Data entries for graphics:
^^^^^^^^^^^^^^^^

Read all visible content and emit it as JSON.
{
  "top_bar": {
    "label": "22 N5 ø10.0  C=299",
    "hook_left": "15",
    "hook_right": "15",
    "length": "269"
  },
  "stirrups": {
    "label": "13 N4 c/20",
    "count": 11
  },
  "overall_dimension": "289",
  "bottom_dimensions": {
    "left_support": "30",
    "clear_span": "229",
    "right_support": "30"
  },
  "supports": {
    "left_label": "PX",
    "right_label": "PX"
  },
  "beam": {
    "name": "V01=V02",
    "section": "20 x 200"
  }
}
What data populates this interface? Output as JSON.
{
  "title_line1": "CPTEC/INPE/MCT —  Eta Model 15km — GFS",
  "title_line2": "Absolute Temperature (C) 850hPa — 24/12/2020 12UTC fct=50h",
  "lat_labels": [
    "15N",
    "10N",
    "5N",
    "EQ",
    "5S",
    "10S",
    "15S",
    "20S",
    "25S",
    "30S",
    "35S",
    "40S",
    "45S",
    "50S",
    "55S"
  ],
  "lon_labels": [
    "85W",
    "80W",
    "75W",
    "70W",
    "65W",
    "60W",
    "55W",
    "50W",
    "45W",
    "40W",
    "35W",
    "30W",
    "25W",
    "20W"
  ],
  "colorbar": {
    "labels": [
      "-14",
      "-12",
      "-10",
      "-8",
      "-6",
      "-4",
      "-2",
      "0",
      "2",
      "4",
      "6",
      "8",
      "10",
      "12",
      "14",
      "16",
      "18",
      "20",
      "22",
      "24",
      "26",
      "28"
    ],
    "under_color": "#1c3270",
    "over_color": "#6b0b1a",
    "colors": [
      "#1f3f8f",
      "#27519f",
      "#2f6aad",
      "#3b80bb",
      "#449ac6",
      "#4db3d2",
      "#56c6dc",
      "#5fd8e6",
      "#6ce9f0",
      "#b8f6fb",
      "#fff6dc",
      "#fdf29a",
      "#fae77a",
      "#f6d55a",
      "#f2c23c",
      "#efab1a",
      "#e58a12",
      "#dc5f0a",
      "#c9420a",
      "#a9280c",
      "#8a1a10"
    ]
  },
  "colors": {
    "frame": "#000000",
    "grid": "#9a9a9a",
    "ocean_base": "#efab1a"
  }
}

^^^^^^^^^^^^^^^^

▸ **Direction**: Repeat each of the entries above precisely as given.

▸ **Response to the exercise**:
Read all visible content and emit it as JSON.
{
  "top_bar": {
    "label": "22 N5 ø10.0  C=299",
    "hook_left": "15",
    "hook_right": "15",
    "length": "269"
  },
  "stirrups": {
    "label": "13 N4 c/20",
    "count": 11
  },
  "overall_dimension": "289",
  "bottom_dimensions": {
    "left_support": "30",
    "clear_span": "229",
    "right_support": "30"
  },
  "supports": {
    "left_label": "PX",
    "right_label": "PX"
  },
  "beam": {
    "name": "V01=V02",
    "section": "20 x 200"
  }
}
What data populates this interface? Output as JSON.
{
  "title_line1": "CPTEC/INPE/MCT —  Eta Model 15km — GFS",
  "title_line2": "Absolute Temperature (C) 850hPa — 24/12/2020 12UTC fct=50h",
  "lat_labels": [
    "15N",
    "10N",
    "5N",
    "EQ",
    "5S",
    "10S",
    "15S",
    "20S",
    "25S",
    "30S",
    "35S",
    "40S",
    "45S",
    "50S",
    "55S"
  ],
  "lon_labels": [
    "85W",
    "80W",
    "75W",
    "70W",
    "65W",
    "60W",
    "55W",
    "50W",
    "45W",
    "40W",
    "35W",
    "30W",
    "25W",
    "20W"
  ],
  "colorbar": {
    "labels": [
      "-14",
      "-12",
      "-10",
      "-8",
      "-6",
      "-4",
      "-2",
      "0",
      "2",
      "4",
      "6",
      "8",
      "10",
      "12",
      "14",
      "16",
      "18",
      "20",
      "22",
      "24",
      "26",
      "28"
    ],
    "under_color": "#1c3270",
    "over_color": "#6b0b1a",
    "colors": [
      "#1f3f8f",
      "#27519f",
      "#2f6aad",
      "#3b80bb",
      "#449ac6",
      "#4db3d2",
      "#56c6dc",
      "#5fd8e6",
      "#6ce9f0",
      "#b8f6fb",
      "#fff6dc",
      "#fdf29a",
      "#fae77a",
      "#f6d55a",
      "#f2c23c",
      "#efab1a",
      "#e58a12",
      "#dc5f0a",
      "#c9420a",
      "#a9280c",
      "#8a1a10"
    ]
  },
  "colors": {
    "frame": "#000000",
    "grid": "#9a9a9a",
    "ocean_base": "#efab1a"
  }
}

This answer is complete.